## SUPPLIED DATA:
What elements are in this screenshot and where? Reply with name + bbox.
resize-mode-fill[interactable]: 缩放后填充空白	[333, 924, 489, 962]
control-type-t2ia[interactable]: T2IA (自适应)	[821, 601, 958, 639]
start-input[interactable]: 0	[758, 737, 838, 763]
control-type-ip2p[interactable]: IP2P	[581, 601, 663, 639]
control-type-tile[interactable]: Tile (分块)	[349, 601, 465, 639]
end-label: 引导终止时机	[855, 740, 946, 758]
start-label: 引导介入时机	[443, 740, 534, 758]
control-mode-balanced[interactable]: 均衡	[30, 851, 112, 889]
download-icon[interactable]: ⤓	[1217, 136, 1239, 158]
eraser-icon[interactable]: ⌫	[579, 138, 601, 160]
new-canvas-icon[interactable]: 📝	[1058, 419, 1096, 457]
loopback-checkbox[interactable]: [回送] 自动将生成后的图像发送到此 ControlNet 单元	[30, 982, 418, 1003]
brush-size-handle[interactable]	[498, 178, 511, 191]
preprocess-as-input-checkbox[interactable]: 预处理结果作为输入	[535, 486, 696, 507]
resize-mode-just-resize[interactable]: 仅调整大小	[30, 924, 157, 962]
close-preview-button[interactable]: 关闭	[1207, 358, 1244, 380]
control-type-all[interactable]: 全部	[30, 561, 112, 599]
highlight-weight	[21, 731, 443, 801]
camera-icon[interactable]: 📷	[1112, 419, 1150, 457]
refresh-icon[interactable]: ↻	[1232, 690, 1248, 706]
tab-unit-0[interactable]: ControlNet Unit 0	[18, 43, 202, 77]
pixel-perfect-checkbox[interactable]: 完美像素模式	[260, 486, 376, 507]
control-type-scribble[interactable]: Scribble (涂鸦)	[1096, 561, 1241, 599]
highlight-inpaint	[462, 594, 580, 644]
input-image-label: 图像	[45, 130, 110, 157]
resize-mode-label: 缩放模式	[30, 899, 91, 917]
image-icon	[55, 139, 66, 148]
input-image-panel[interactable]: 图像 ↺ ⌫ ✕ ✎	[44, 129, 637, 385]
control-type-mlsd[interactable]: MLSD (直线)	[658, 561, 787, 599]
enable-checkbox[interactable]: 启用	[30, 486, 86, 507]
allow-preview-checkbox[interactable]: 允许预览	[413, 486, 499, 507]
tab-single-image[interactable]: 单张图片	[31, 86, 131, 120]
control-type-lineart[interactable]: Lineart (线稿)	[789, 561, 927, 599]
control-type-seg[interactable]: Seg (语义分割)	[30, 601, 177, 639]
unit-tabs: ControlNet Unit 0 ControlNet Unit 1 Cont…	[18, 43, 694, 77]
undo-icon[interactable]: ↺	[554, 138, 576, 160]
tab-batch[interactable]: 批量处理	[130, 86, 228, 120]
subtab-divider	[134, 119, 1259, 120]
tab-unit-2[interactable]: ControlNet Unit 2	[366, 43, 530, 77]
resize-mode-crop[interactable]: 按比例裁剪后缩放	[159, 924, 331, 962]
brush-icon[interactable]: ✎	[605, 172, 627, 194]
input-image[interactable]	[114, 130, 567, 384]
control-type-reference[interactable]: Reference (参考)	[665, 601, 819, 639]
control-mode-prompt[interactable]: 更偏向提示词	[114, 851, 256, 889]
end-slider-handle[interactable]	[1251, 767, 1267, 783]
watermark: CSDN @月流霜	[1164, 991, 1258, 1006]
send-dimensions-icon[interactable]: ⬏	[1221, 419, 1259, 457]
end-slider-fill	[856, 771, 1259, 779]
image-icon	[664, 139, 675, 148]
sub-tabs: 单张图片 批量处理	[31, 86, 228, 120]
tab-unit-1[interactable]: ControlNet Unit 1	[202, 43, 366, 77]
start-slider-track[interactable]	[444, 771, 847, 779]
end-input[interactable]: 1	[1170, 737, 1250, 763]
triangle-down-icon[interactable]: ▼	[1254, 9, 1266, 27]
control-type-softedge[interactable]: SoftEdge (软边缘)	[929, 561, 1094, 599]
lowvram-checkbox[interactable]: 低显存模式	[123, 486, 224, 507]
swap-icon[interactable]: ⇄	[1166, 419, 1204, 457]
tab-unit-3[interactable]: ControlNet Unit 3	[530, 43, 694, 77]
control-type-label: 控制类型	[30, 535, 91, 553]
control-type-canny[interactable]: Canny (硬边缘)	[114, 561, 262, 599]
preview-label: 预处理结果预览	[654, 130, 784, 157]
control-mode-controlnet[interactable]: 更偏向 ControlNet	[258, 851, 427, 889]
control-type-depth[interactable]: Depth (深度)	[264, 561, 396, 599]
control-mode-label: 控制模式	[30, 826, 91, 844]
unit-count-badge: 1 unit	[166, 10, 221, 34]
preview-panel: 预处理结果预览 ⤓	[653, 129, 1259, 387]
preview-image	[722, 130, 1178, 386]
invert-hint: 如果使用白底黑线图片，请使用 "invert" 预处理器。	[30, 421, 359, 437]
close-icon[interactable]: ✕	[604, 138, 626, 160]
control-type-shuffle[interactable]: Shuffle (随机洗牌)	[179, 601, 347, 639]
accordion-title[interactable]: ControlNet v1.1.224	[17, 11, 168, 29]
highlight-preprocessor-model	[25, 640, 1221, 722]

## WHAT TO PRODUCE:
Locate every line in the records above that contains the string "start", and copy each of those lines.

## REPLY TO THE EXERCISE:
start-input[interactable]: 0	[758, 737, 838, 763]
start-label: 引导介入时机	[443, 740, 534, 758]
start-slider-track[interactable]	[444, 771, 847, 779]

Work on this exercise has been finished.